Task statement
Return all lines with the word "ylabel" in them.

(Records from a data source)
★ ★ ★ ★

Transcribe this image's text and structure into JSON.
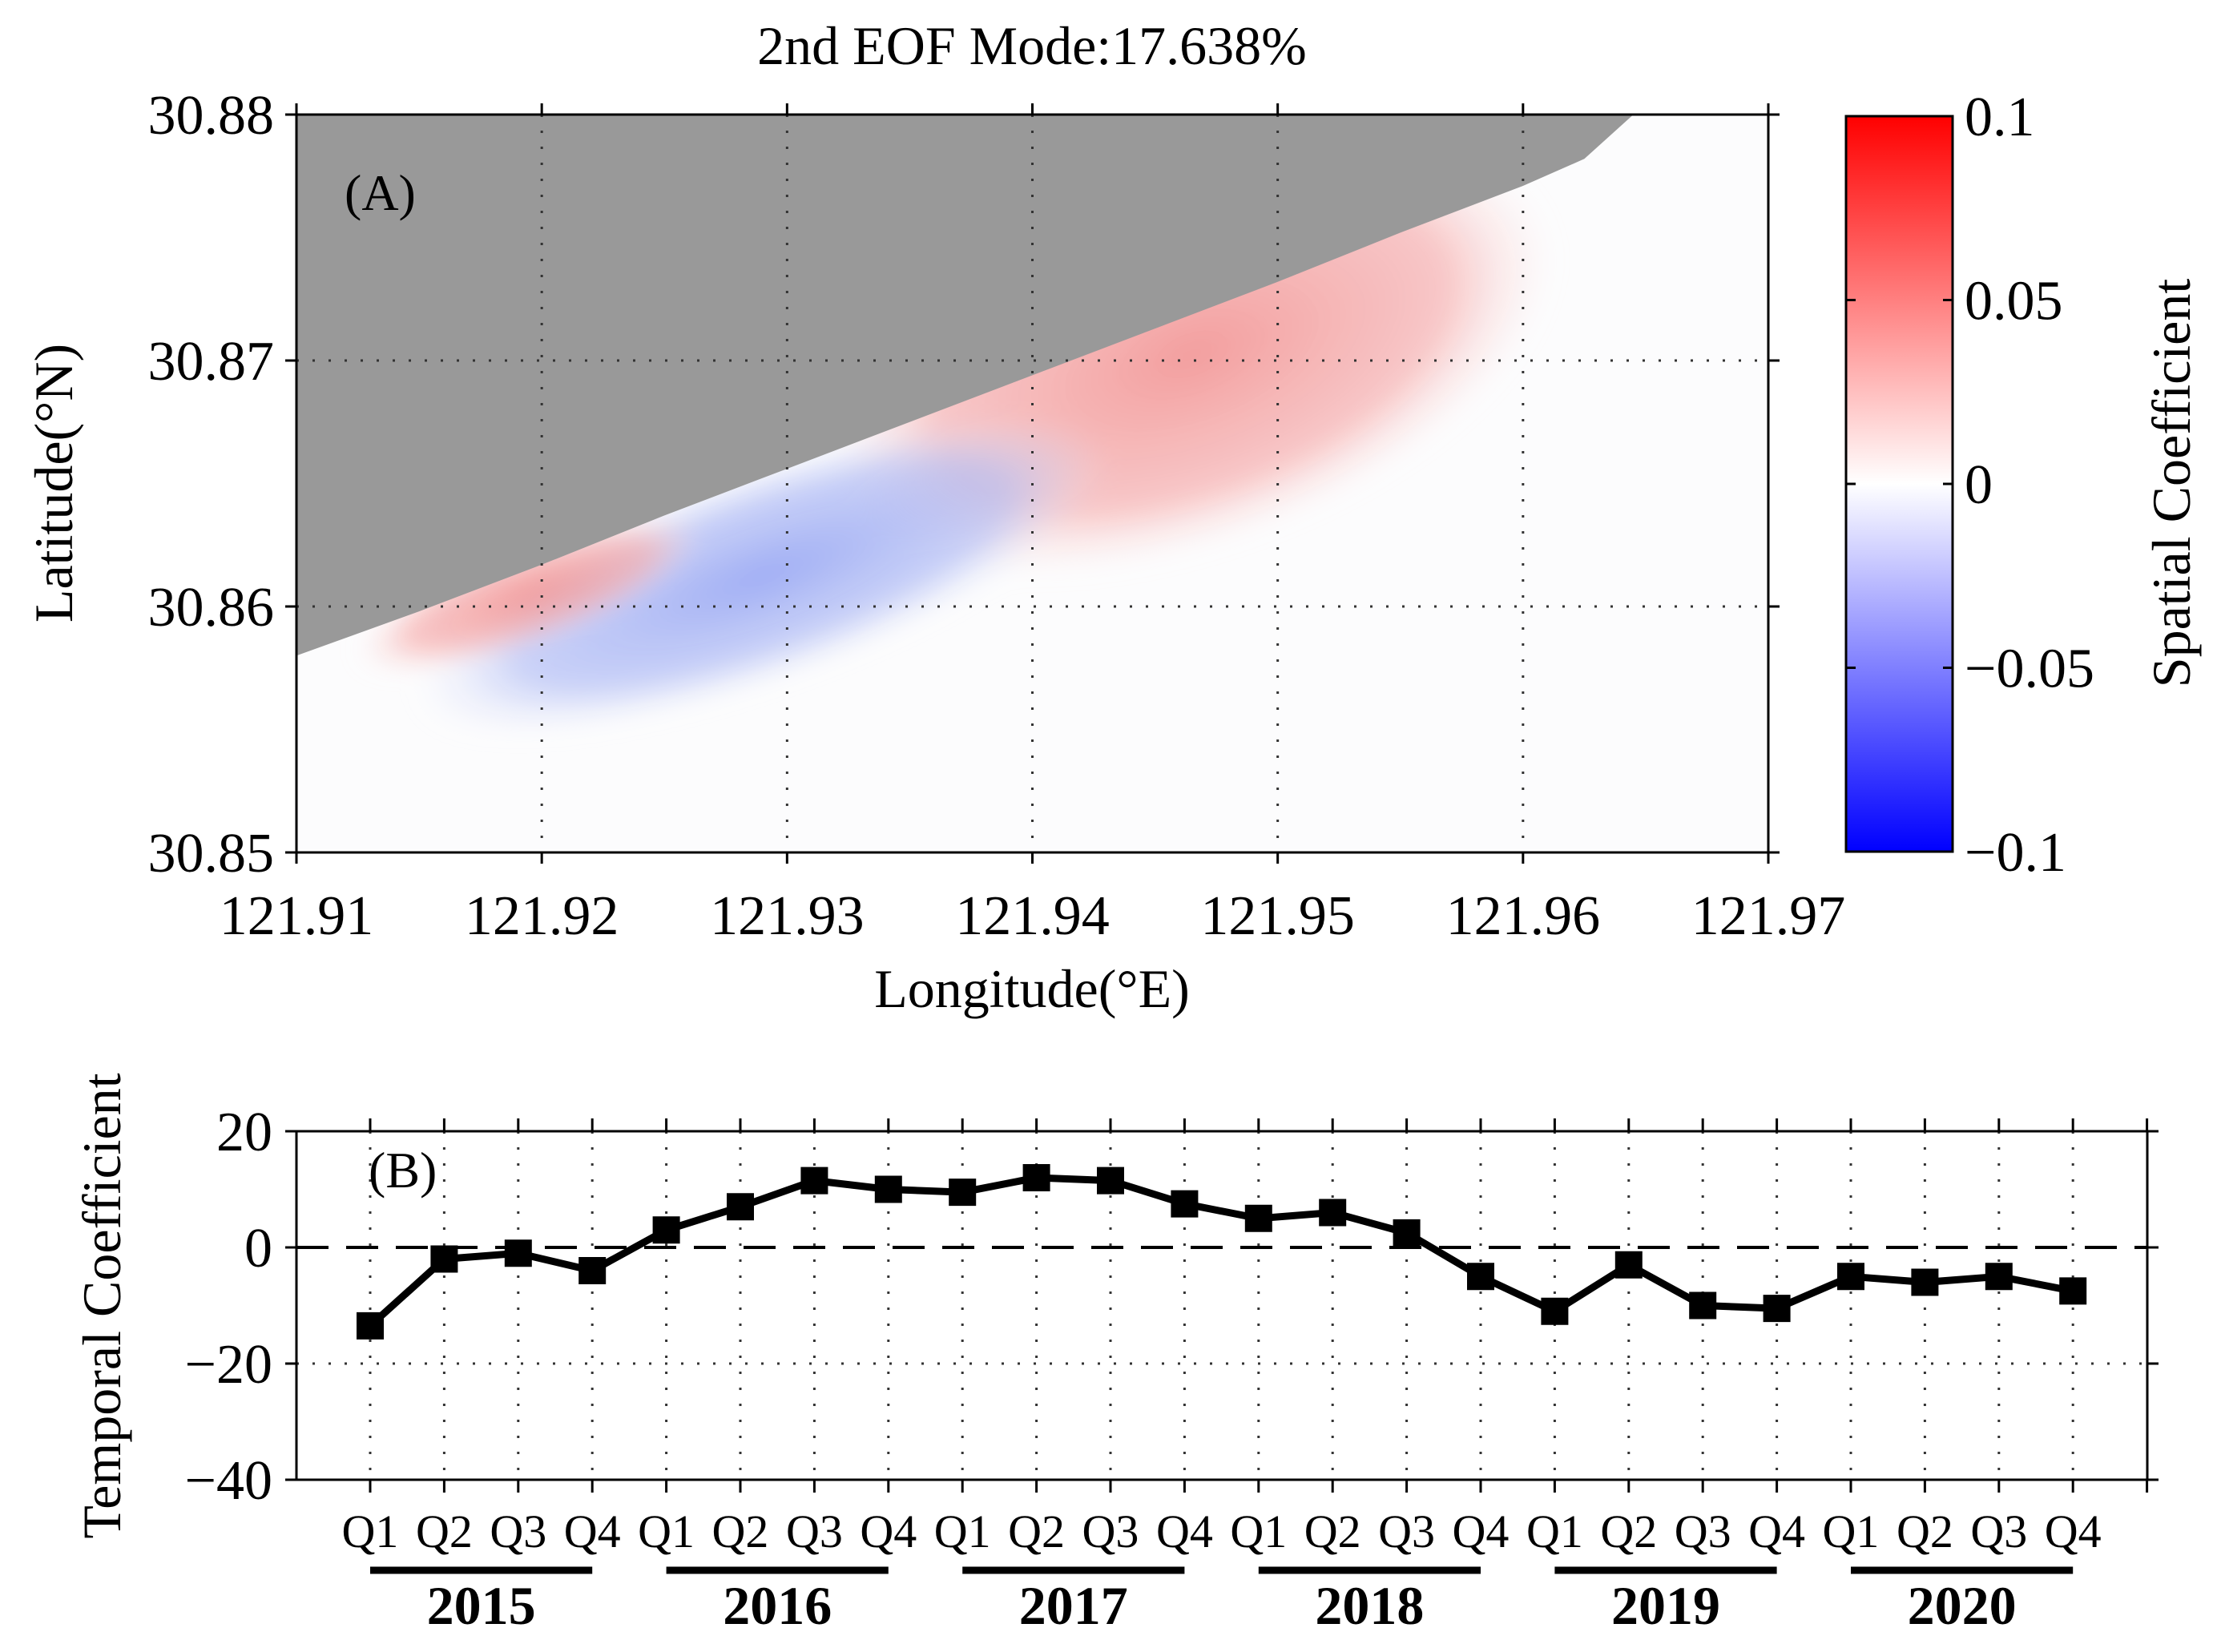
{
  "chart_data": [
    {
      "panel_label": "(A)",
      "type": "heatmap",
      "title": "2nd EOF Mode:17.638%",
      "xlabel": "Longitude(°E)",
      "ylabel": "Latitude(°N)",
      "xlim": [
        121.91,
        121.97
      ],
      "ylim": [
        30.85,
        30.88
      ],
      "x_ticks": [
        "121.91",
        "121.92",
        "121.93",
        "121.94",
        "121.95",
        "121.96",
        "121.97"
      ],
      "y_ticks": [
        "30.85",
        "30.86",
        "30.87",
        "30.88"
      ],
      "grid": true,
      "land_color": "#999999",
      "water_color": "#fcfcfd",
      "coastline": [
        [
          121.91,
          30.858
        ],
        [
          121.915,
          30.8598
        ],
        [
          121.92,
          30.8617
        ],
        [
          121.925,
          30.8637
        ],
        [
          121.93,
          30.8656
        ],
        [
          121.935,
          30.8675
        ],
        [
          121.94,
          30.8694
        ],
        [
          121.945,
          30.8713
        ],
        [
          121.95,
          30.8732
        ],
        [
          121.955,
          30.8752
        ],
        [
          121.96,
          30.8771
        ],
        [
          121.9625,
          30.8782
        ],
        [
          121.9645,
          30.88
        ]
      ],
      "colorbar": {
        "label": "Spatial Coefficient",
        "range": [
          -0.1,
          0.1
        ],
        "ticks": [
          "0.1",
          "0.05",
          "0",
          "−0.05",
          "−0.1"
        ],
        "colors": [
          "#0000ff",
          "#ffffff",
          "#ff0000"
        ]
      },
      "regions": [
        {
          "sign": "positive",
          "approx_value": 0.02,
          "lon_range": [
            121.931,
            121.962
          ],
          "lat_range": [
            30.8625,
            30.878
          ]
        },
        {
          "sign": "negative",
          "approx_value": -0.02,
          "lon_range": [
            121.914,
            121.944
          ],
          "lat_range": [
            30.857,
            30.8655
          ]
        },
        {
          "sign": "positive",
          "approx_value": 0.012,
          "lon_range": [
            121.912,
            121.927
          ],
          "lat_range": [
            30.8585,
            30.8625
          ]
        }
      ]
    },
    {
      "panel_label": "(B)",
      "type": "line",
      "xlabel": "",
      "ylabel": "Temporal Coefficient",
      "ylim": [
        -40,
        20
      ],
      "y_ticks": [
        "20",
        "0",
        "−20",
        "−40"
      ],
      "quarter_labels": [
        "Q1",
        "Q2",
        "Q3",
        "Q4"
      ],
      "years": [
        "2015",
        "2016",
        "2017",
        "2018",
        "2019",
        "2020"
      ],
      "grid": true,
      "reference_line": 0,
      "x": [
        "2015 Q1",
        "2015 Q2",
        "2015 Q3",
        "2015 Q4",
        "2016 Q1",
        "2016 Q2",
        "2016 Q3",
        "2016 Q4",
        "2017 Q1",
        "2017 Q2",
        "2017 Q3",
        "2017 Q4",
        "2018 Q1",
        "2018 Q2",
        "2018 Q3",
        "2018 Q4",
        "2019 Q1",
        "2019 Q2",
        "2019 Q3",
        "2019 Q4",
        "2020 Q1",
        "2020 Q2",
        "2020 Q3",
        "2020 Q4"
      ],
      "values": [
        -13.5,
        -2.0,
        -1.0,
        -4.0,
        3.0,
        7.0,
        11.5,
        10.0,
        9.5,
        12.0,
        11.5,
        7.5,
        5.0,
        6.0,
        2.5,
        -5.0,
        -11.0,
        -3.0,
        -10.0,
        -10.5,
        -5.0,
        -6.0,
        -5.0,
        -7.5
      ],
      "marker": "square",
      "line_color": "#000000"
    }
  ]
}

★ ★ ★ ★

Complete response
      "ylabel": "Latitude(°N)",
      "ylabel": "Temporal Coefficient",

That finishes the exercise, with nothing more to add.